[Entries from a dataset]
++++++++

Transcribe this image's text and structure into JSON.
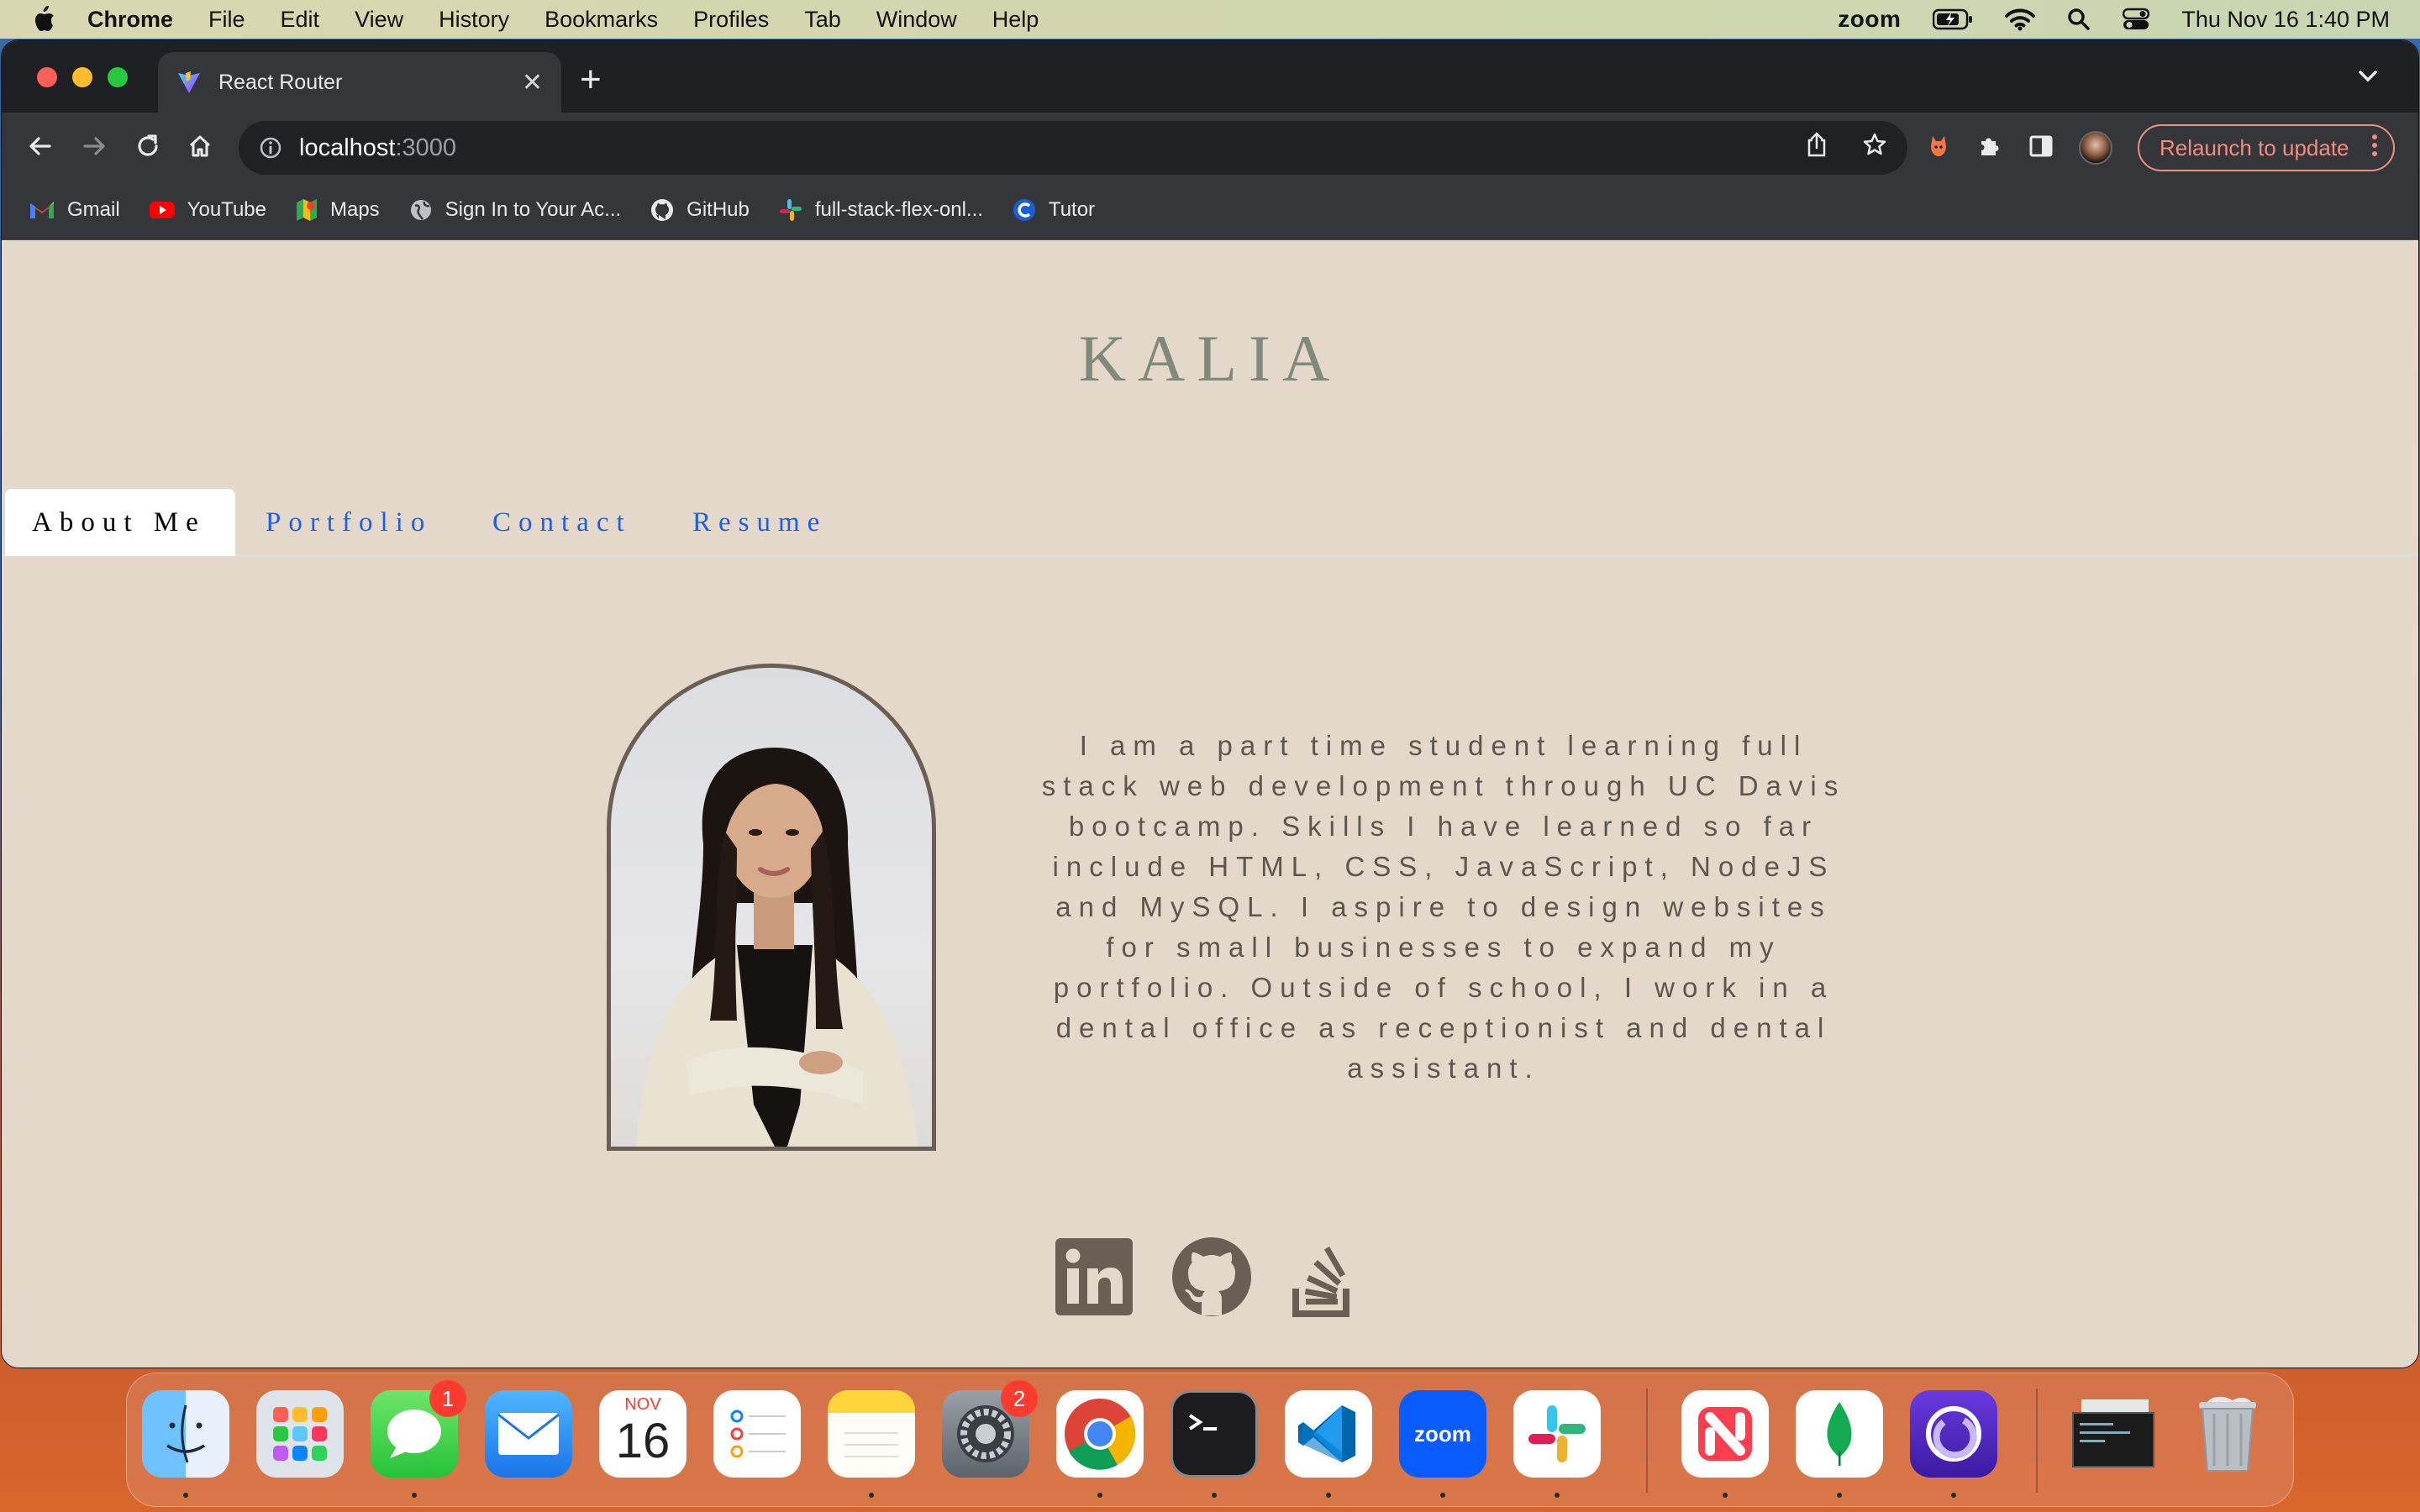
{
  "menubar": {
    "app_name": "Chrome",
    "items": [
      "File",
      "Edit",
      "View",
      "History",
      "Bookmarks",
      "Profiles",
      "Tab",
      "Window",
      "Help"
    ],
    "zoom_label": "zoom",
    "datetime": "Thu Nov 16  1:40 PM"
  },
  "browser": {
    "tab_title": "React Router",
    "url_host": "localhost",
    "url_port": ":3000",
    "relaunch_label": "Relaunch to update",
    "bookmarks": [
      "Gmail",
      "YouTube",
      "Maps",
      "Sign In to Your Ac...",
      "GitHub",
      "full-stack-flex-onl...",
      "Tutor"
    ]
  },
  "site": {
    "brand": "KALIA",
    "nav": [
      "About Me",
      "Portfolio",
      "Contact",
      "Resume"
    ],
    "active_tab": "About Me",
    "bio": "I am a part time student learning full stack web development through UC Davis bootcamp. Skills I have learned so far include HTML, CSS, JavaScript, NodeJS and MySQL. I aspire to design websites for small businesses to expand my portfolio. Outside of school, I work in a dental office as receptionist and dental assistant.",
    "social_icons": [
      "linkedin-icon",
      "github-icon",
      "stackoverflow-icon"
    ],
    "colors": {
      "background": "#e4d8ca",
      "brand": "#7f8a7c",
      "nav_link": "#1f5ee8",
      "text": "#5d564f",
      "icon": "#6b5e55"
    }
  },
  "dock": {
    "apps": [
      "Finder",
      "Launchpad",
      "Messages",
      "Mail",
      "Calendar",
      "Reminders",
      "Notes",
      "System Settings",
      "Chrome",
      "Terminal",
      "VS Code",
      "Zoom",
      "Slack",
      "News",
      "MongoDB Compass",
      "Browser",
      "Screenshot",
      "Trash"
    ],
    "messages_badge": "1",
    "settings_badge": "2",
    "calendar_month": "NOV",
    "calendar_day": "16",
    "zoom_label": "zoom"
  }
}
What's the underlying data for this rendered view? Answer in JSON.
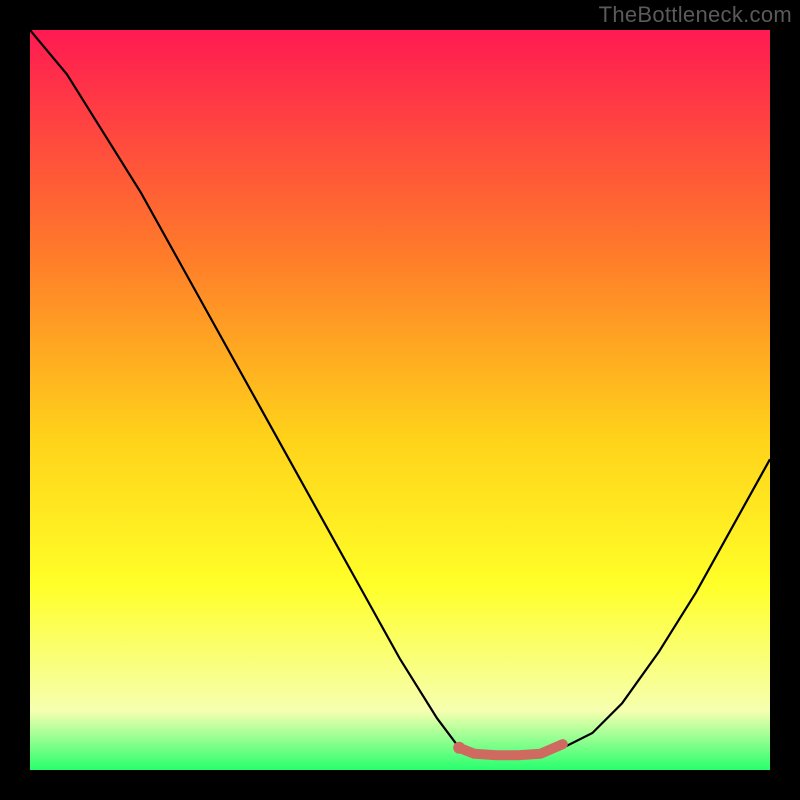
{
  "watermark": "TheBottleneck.com",
  "colors": {
    "gradient_top": "#ff1a52",
    "gradient_mid1": "#ff7a2a",
    "gradient_mid2": "#ffd21a",
    "gradient_mid3": "#ffff28",
    "gradient_mid4": "#f6ffb0",
    "gradient_bottom": "#28ff6e",
    "curve": "#000000",
    "marker": "#cf6a61",
    "frame": "#000000"
  },
  "chart_data": {
    "type": "line",
    "title": "",
    "xlabel": "",
    "ylabel": "",
    "xlim": [
      0,
      1
    ],
    "ylim": [
      0,
      1
    ],
    "series": [
      {
        "name": "bottleneck-curve",
        "x": [
          0.0,
          0.05,
          0.1,
          0.15,
          0.2,
          0.25,
          0.3,
          0.35,
          0.4,
          0.45,
          0.5,
          0.55,
          0.58,
          0.6,
          0.63,
          0.68,
          0.72,
          0.76,
          0.8,
          0.85,
          0.9,
          0.95,
          1.0
        ],
        "values": [
          1.0,
          0.94,
          0.86,
          0.78,
          0.69,
          0.6,
          0.51,
          0.42,
          0.33,
          0.24,
          0.15,
          0.07,
          0.03,
          0.02,
          0.02,
          0.02,
          0.03,
          0.05,
          0.09,
          0.16,
          0.24,
          0.33,
          0.42
        ]
      }
    ],
    "highlight": {
      "name": "optimal-range-marker",
      "x": [
        0.58,
        0.6,
        0.63,
        0.66,
        0.69,
        0.72
      ],
      "values": [
        0.03,
        0.022,
        0.02,
        0.02,
        0.022,
        0.035
      ]
    }
  }
}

++++++++

REQUIRED TASK: In your copy of the listing above, reproduce each line exactly and omit all pictures.

RESULT FOR THIS TASK:
Transcribe this image's text and structure into JSON.
{
  "menubar": {
    "app_name": "Chrome",
    "items": [
      "File",
      "Edit",
      "View",
      "History",
      "Bookmarks",
      "Profiles",
      "Tab",
      "Window",
      "Help"
    ],
    "zoom_label": "zoom",
    "datetime": "Thu Nov 16  1:40 PM"
  },
  "browser": {
    "tab_title": "React Router",
    "url_host": "localhost",
    "url_port": ":3000",
    "relaunch_label": "Relaunch to update",
    "bookmarks": [
      "Gmail",
      "YouTube",
      "Maps",
      "Sign In to Your Ac...",
      "GitHub",
      "full-stack-flex-onl...",
      "Tutor"
    ]
  },
  "site": {
    "brand": "KALIA",
    "nav": [
      "About Me",
      "Portfolio",
      "Contact",
      "Resume"
    ],
    "active_tab": "About Me",
    "bio": "I am a part time student learning full stack web development through UC Davis bootcamp. Skills I have learned so far include HTML, CSS, JavaScript, NodeJS and MySQL. I aspire to design websites for small businesses to expand my portfolio. Outside of school, I work in a dental office as receptionist and dental assistant.",
    "social_icons": [
      "linkedin-icon",
      "github-icon",
      "stackoverflow-icon"
    ],
    "colors": {
      "background": "#e4d8ca",
      "brand": "#7f8a7c",
      "nav_link": "#1f5ee8",
      "text": "#5d564f",
      "icon": "#6b5e55"
    }
  },
  "dock": {
    "apps": [
      "Finder",
      "Launchpad",
      "Messages",
      "Mail",
      "Calendar",
      "Reminders",
      "Notes",
      "System Settings",
      "Chrome",
      "Terminal",
      "VS Code",
      "Zoom",
      "Slack",
      "News",
      "MongoDB Compass",
      "Browser",
      "Screenshot",
      "Trash"
    ],
    "messages_badge": "1",
    "settings_badge": "2",
    "calendar_month": "NOV",
    "calendar_day": "16",
    "zoom_label": "zoom"
  }
}
What's the underlying data for this rendered view? Answer in JSON.
{
  "watermark": "TheBottleneck.com",
  "colors": {
    "gradient_top": "#ff1a52",
    "gradient_mid1": "#ff7a2a",
    "gradient_mid2": "#ffd21a",
    "gradient_mid3": "#ffff28",
    "gradient_mid4": "#f6ffb0",
    "gradient_bottom": "#28ff6e",
    "curve": "#000000",
    "marker": "#cf6a61",
    "frame": "#000000"
  },
  "chart_data": {
    "type": "line",
    "title": "",
    "xlabel": "",
    "ylabel": "",
    "xlim": [
      0,
      1
    ],
    "ylim": [
      0,
      1
    ],
    "series": [
      {
        "name": "bottleneck-curve",
        "x": [
          0.0,
          0.05,
          0.1,
          0.15,
          0.2,
          0.25,
          0.3,
          0.35,
          0.4,
          0.45,
          0.5,
          0.55,
          0.58,
          0.6,
          0.63,
          0.68,
          0.72,
          0.76,
          0.8,
          0.85,
          0.9,
          0.95,
          1.0
        ],
        "values": [
          1.0,
          0.94,
          0.86,
          0.78,
          0.69,
          0.6,
          0.51,
          0.42,
          0.33,
          0.24,
          0.15,
          0.07,
          0.03,
          0.02,
          0.02,
          0.02,
          0.03,
          0.05,
          0.09,
          0.16,
          0.24,
          0.33,
          0.42
        ]
      }
    ],
    "highlight": {
      "name": "optimal-range-marker",
      "x": [
        0.58,
        0.6,
        0.63,
        0.66,
        0.69,
        0.72
      ],
      "values": [
        0.03,
        0.022,
        0.02,
        0.02,
        0.022,
        0.035
      ]
    }
  }
}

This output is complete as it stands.